[Data shown]:
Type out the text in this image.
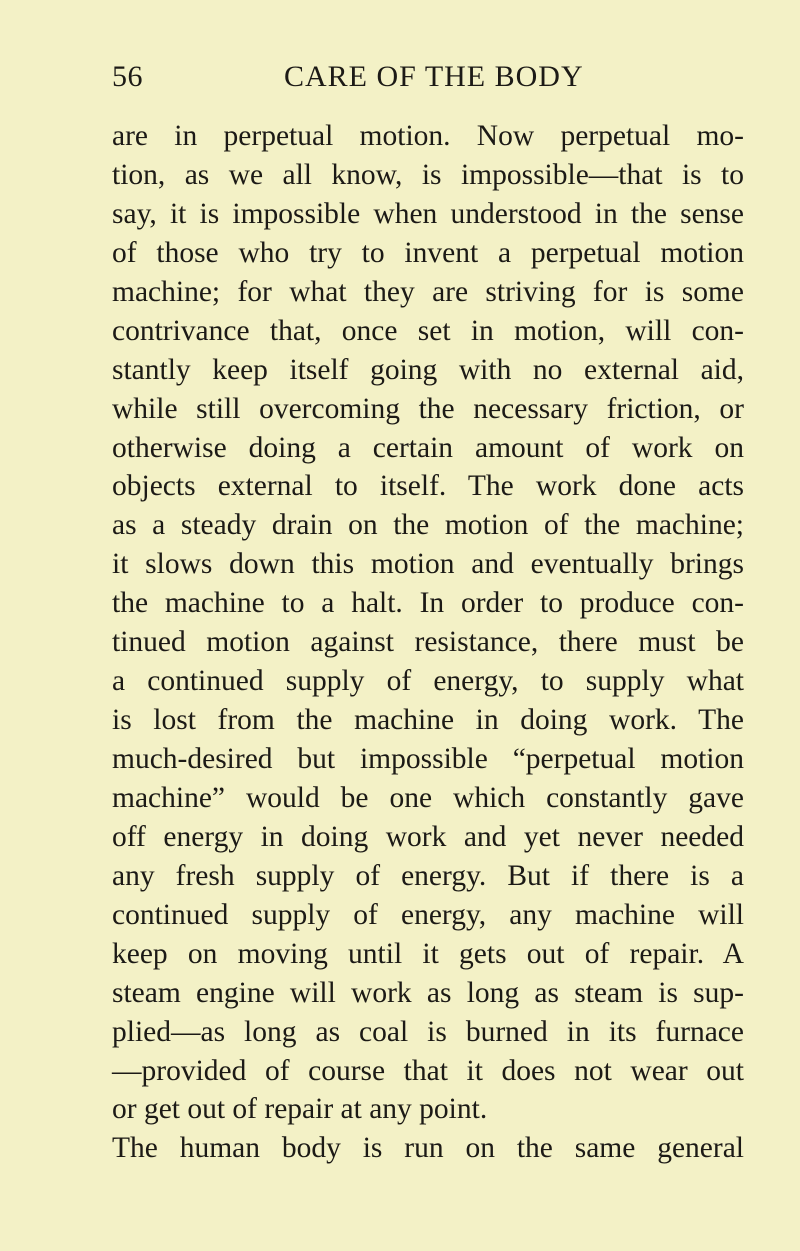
56	CARE OF THE BODY
are in perpetual motion. Now perpetual mo-
tion, as we all know, is impossible—that is to
say, it is impossible when understood in the sense
of those who try to invent a perpetual motion
machine; for what they are striving for is some
contrivance that, once set in motion, will con-
stantly keep itself going with no external aid,
while still overcoming the necessary friction, or
otherwise doing a certain amount of work on
objects external to itself. The work done acts
as a steady drain on the motion of the machine;
it slows down this motion and eventually brings
the machine to a halt. In order to produce con-
tinued motion against resistance, there must be
a continued supply of energy, to supply what
is lost from the machine in doing work. The
much-desired but impossible “perpetual motion
machine” would be one which constantly gave
off energy in doing work and yet never needed
any fresh supply of energy. But if there is a
continued supply of energy, any machine will
keep on moving until it gets out of repair. A
steam engine will work as long as steam is sup-
plied—as long as coal is burned in its furnace
—provided of course that it does not wear out
or get out of repair at any point.
The human body is run on the same general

[Short task]: Transcribe every line from the records above without alteration, and leave out the images.

[In response]:
Type out the text in this image.
56	CARE OF THE BODY
are in perpetual motion. Now perpetual mo-
tion, as we all know, is impossible—that is to
say, it is impossible when understood in the sense
of those who try to invent a perpetual motion
machine; for what they are striving for is some
contrivance that, once set in motion, will con-
stantly keep itself going with no external aid,
while still overcoming the necessary friction, or
otherwise doing a certain amount of work on
objects external to itself. The work done acts
as a steady drain on the motion of the machine;
it slows down this motion and eventually brings
the machine to a halt. In order to produce con-
tinued motion against resistance, there must be
a continued supply of energy, to supply what
is lost from the machine in doing work. The
much-desired but impossible “perpetual motion
machine” would be one which constantly gave
off energy in doing work and yet never needed
any fresh supply of energy. But if there is a
continued supply of energy, any machine will
keep on moving until it gets out of repair. A
steam engine will work as long as steam is sup-
plied—as long as coal is burned in its furnace
—provided of course that it does not wear out
or get out of repair at any point.
The human body is run on the same general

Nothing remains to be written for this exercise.